▸ Work instructions: Count the lines in the material below that contain the string "currency", matching case exactly. Reply with only the number.

== == ==

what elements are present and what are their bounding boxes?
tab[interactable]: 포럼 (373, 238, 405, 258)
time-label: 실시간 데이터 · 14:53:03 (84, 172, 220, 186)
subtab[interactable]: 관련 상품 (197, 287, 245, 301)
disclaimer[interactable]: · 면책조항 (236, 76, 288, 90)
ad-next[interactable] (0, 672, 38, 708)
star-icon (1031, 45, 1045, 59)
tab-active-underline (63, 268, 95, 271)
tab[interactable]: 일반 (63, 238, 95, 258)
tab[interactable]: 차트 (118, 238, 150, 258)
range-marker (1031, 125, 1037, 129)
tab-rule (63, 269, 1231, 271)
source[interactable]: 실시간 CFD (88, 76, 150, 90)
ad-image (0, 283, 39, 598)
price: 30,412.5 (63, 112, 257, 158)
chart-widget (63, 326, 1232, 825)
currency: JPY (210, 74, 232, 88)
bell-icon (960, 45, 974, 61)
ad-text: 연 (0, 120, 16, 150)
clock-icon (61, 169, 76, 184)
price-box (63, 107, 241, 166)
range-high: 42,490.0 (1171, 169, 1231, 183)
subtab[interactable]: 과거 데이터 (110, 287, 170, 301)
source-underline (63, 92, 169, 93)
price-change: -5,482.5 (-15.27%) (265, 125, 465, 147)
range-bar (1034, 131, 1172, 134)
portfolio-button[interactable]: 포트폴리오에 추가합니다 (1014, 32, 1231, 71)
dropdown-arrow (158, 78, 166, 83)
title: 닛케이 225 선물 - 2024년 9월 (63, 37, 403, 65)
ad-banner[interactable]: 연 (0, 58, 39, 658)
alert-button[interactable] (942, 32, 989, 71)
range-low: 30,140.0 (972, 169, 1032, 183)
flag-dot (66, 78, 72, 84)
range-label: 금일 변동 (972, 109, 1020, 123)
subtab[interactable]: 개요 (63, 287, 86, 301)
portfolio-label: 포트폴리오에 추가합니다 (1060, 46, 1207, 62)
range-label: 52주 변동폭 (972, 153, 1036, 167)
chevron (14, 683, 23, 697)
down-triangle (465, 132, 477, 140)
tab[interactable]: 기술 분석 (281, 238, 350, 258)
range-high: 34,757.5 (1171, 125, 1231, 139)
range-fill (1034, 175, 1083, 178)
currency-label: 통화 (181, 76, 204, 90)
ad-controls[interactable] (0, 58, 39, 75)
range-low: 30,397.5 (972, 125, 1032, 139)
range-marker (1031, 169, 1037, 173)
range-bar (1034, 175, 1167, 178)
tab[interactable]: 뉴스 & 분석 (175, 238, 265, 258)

== == ==

▸ Solution below: 2